== GIVEN DATA
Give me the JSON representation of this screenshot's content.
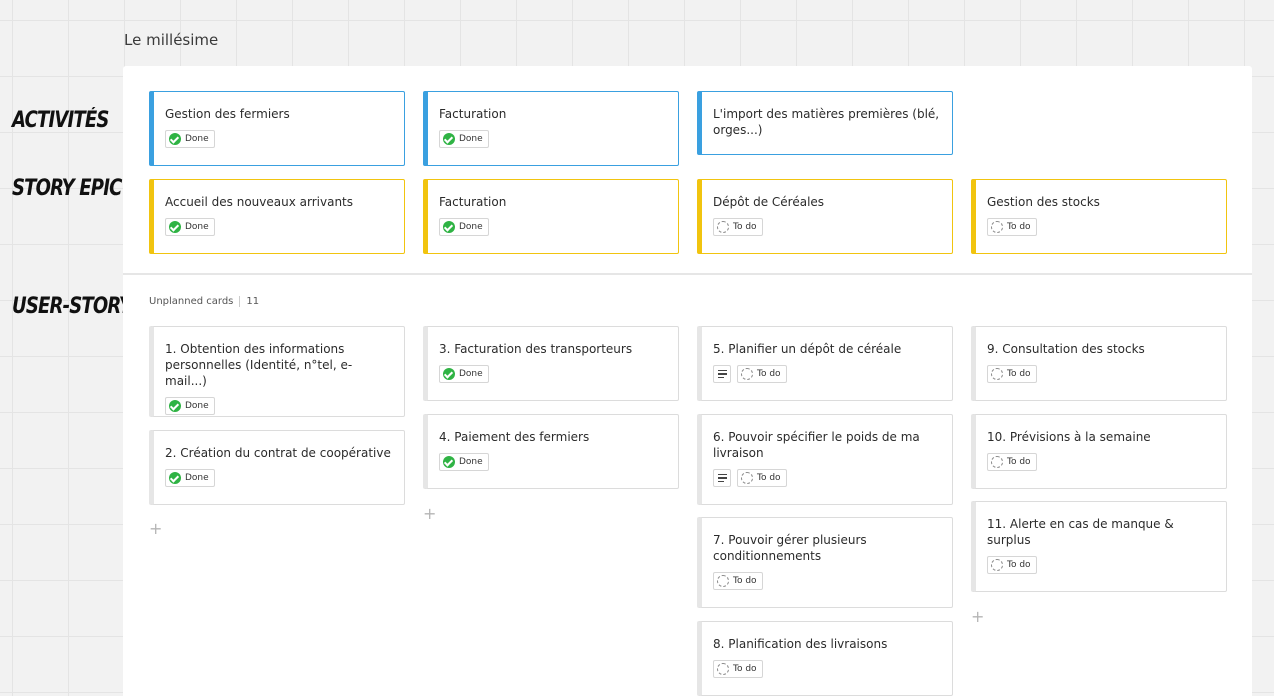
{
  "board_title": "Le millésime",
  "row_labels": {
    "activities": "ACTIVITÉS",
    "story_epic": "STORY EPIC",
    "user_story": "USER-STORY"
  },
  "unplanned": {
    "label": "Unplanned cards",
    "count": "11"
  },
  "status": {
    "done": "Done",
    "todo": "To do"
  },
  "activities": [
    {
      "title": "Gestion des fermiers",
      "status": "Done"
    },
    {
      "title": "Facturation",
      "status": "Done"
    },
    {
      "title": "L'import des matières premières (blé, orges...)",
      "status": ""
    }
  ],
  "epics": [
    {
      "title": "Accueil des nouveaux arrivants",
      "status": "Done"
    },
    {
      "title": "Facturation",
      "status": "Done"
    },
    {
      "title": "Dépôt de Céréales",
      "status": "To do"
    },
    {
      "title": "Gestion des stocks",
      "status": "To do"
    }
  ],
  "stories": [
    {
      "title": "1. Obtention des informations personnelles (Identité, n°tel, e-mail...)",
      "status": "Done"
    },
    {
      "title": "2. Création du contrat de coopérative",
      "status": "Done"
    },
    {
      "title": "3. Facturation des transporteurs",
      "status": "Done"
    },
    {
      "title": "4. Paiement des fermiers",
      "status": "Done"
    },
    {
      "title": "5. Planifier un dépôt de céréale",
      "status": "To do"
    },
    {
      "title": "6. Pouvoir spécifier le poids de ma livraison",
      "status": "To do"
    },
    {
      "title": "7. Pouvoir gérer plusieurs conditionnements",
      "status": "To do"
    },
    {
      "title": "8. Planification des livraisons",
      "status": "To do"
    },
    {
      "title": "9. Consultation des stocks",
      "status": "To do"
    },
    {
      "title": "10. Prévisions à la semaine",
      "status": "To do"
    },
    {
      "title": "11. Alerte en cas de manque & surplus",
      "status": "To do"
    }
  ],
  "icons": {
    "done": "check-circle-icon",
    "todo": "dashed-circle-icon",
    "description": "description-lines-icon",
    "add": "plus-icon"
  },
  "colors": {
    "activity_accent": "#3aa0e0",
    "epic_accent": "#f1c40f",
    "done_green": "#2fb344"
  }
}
====
[SET PROBLEM]: Transcribe the records above exactly, leaving out every picture.

[FULL OUTPUT]:
Give me the JSON representation of this screenshot's content.
{
  "board_title": "Le millésime",
  "row_labels": {
    "activities": "ACTIVITÉS",
    "story_epic": "STORY EPIC",
    "user_story": "USER-STORY"
  },
  "unplanned": {
    "label": "Unplanned cards",
    "count": "11"
  },
  "status": {
    "done": "Done",
    "todo": "To do"
  },
  "activities": [
    {
      "title": "Gestion des fermiers",
      "status": "Done"
    },
    {
      "title": "Facturation",
      "status": "Done"
    },
    {
      "title": "L'import des matières premières (blé, orges...)",
      "status": ""
    }
  ],
  "epics": [
    {
      "title": "Accueil des nouveaux arrivants",
      "status": "Done"
    },
    {
      "title": "Facturation",
      "status": "Done"
    },
    {
      "title": "Dépôt de Céréales",
      "status": "To do"
    },
    {
      "title": "Gestion des stocks",
      "status": "To do"
    }
  ],
  "stories": [
    {
      "title": "1. Obtention des informations personnelles (Identité, n°tel, e-mail...)",
      "status": "Done"
    },
    {
      "title": "2. Création du contrat de coopérative",
      "status": "Done"
    },
    {
      "title": "3. Facturation des transporteurs",
      "status": "Done"
    },
    {
      "title": "4. Paiement des fermiers",
      "status": "Done"
    },
    {
      "title": "5. Planifier un dépôt de céréale",
      "status": "To do"
    },
    {
      "title": "6. Pouvoir spécifier le poids de ma livraison",
      "status": "To do"
    },
    {
      "title": "7. Pouvoir gérer plusieurs conditionnements",
      "status": "To do"
    },
    {
      "title": "8. Planification des livraisons",
      "status": "To do"
    },
    {
      "title": "9. Consultation des stocks",
      "status": "To do"
    },
    {
      "title": "10. Prévisions à la semaine",
      "status": "To do"
    },
    {
      "title": "11. Alerte en cas de manque & surplus",
      "status": "To do"
    }
  ],
  "icons": {
    "done": "check-circle-icon",
    "todo": "dashed-circle-icon",
    "description": "description-lines-icon",
    "add": "plus-icon"
  },
  "colors": {
    "activity_accent": "#3aa0e0",
    "epic_accent": "#f1c40f",
    "done_green": "#2fb344"
  }
}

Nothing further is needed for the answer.